◆ Challenge:
Pictures aside, quote the whole listing exactly.

◆ Given records:
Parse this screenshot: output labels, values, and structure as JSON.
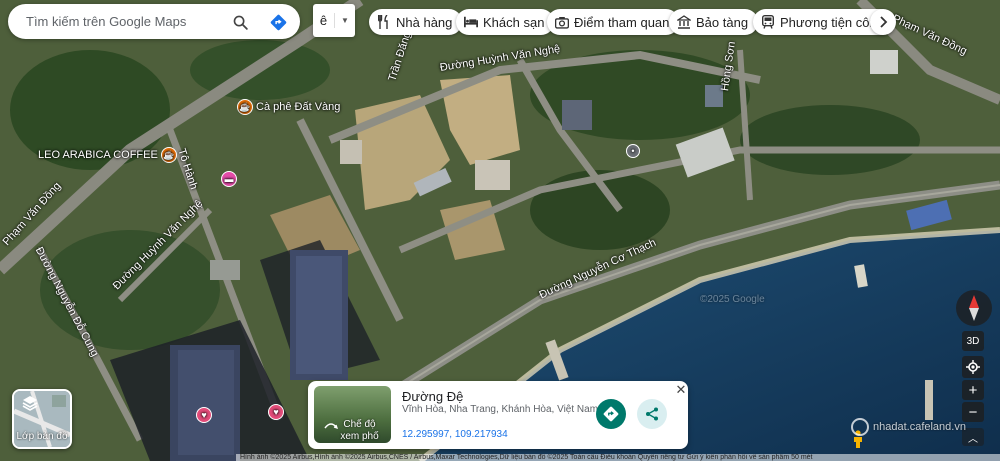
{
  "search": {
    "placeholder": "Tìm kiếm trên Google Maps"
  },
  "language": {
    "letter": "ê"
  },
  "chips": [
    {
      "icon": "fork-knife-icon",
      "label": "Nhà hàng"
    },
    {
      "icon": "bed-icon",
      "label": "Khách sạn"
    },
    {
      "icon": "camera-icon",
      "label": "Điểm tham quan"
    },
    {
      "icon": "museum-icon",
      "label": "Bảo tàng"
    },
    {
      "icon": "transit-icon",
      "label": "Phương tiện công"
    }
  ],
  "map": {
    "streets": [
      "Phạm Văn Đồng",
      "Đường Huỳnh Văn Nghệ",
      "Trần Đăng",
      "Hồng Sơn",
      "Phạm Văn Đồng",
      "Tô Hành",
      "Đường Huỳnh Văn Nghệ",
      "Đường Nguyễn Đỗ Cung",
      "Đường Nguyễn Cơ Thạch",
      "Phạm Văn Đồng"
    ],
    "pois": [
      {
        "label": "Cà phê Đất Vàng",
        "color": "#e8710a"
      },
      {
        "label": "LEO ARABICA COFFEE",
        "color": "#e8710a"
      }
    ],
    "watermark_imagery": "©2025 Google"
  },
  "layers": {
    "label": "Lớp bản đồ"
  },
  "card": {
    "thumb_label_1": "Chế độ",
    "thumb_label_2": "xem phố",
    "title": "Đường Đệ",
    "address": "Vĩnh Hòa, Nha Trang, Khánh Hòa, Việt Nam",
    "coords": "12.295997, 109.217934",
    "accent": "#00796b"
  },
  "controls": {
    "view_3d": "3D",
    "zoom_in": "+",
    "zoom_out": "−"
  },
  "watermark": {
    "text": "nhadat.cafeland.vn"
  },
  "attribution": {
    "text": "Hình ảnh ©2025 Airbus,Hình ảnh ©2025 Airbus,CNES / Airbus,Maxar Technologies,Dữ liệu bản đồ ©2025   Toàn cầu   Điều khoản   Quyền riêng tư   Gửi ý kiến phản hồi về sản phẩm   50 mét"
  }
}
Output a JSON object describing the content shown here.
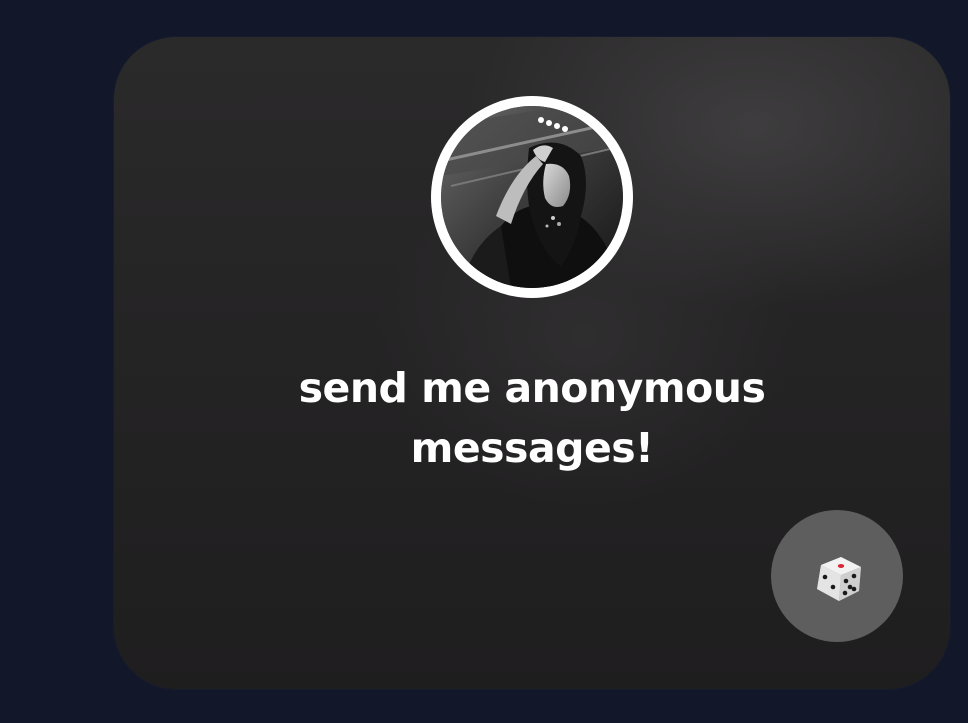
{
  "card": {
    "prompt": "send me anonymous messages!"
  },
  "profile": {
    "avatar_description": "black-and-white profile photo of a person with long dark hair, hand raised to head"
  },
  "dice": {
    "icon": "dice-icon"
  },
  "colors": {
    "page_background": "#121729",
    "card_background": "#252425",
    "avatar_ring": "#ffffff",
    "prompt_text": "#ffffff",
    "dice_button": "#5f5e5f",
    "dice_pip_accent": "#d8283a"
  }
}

◆ Result of the exercise:
Parse this screenshot: output labels, values, and structure as JSON.
{
  "search": {
    "placeholder": "Tìm kiếm trên Google Maps"
  },
  "language": {
    "letter": "ê"
  },
  "chips": [
    {
      "icon": "fork-knife-icon",
      "label": "Nhà hàng"
    },
    {
      "icon": "bed-icon",
      "label": "Khách sạn"
    },
    {
      "icon": "camera-icon",
      "label": "Điểm tham quan"
    },
    {
      "icon": "museum-icon",
      "label": "Bảo tàng"
    },
    {
      "icon": "transit-icon",
      "label": "Phương tiện công"
    }
  ],
  "map": {
    "streets": [
      "Phạm Văn Đồng",
      "Đường Huỳnh Văn Nghệ",
      "Trần Đăng",
      "Hồng Sơn",
      "Phạm Văn Đồng",
      "Tô Hành",
      "Đường Huỳnh Văn Nghệ",
      "Đường Nguyễn Đỗ Cung",
      "Đường Nguyễn Cơ Thạch",
      "Phạm Văn Đồng"
    ],
    "pois": [
      {
        "label": "Cà phê Đất Vàng",
        "color": "#e8710a"
      },
      {
        "label": "LEO ARABICA COFFEE",
        "color": "#e8710a"
      }
    ],
    "watermark_imagery": "©2025 Google"
  },
  "layers": {
    "label": "Lớp bản đồ"
  },
  "card": {
    "thumb_label_1": "Chế độ",
    "thumb_label_2": "xem phố",
    "title": "Đường Đệ",
    "address": "Vĩnh Hòa, Nha Trang, Khánh Hòa, Việt Nam",
    "coords": "12.295997, 109.217934",
    "accent": "#00796b"
  },
  "controls": {
    "view_3d": "3D",
    "zoom_in": "+",
    "zoom_out": "−"
  },
  "watermark": {
    "text": "nhadat.cafeland.vn"
  },
  "attribution": {
    "text": "Hình ảnh ©2025 Airbus,Hình ảnh ©2025 Airbus,CNES / Airbus,Maxar Technologies,Dữ liệu bản đồ ©2025   Toàn cầu   Điều khoản   Quyền riêng tư   Gửi ý kiến phản hồi về sản phẩm   50 mét"
  }
}
Output a JSON object describing the content shown here.
{
  "card": {
    "prompt": "send me anonymous messages!"
  },
  "profile": {
    "avatar_description": "black-and-white profile photo of a person with long dark hair, hand raised to head"
  },
  "dice": {
    "icon": "dice-icon"
  },
  "colors": {
    "page_background": "#121729",
    "card_background": "#252425",
    "avatar_ring": "#ffffff",
    "prompt_text": "#ffffff",
    "dice_button": "#5f5e5f",
    "dice_pip_accent": "#d8283a"
  }
}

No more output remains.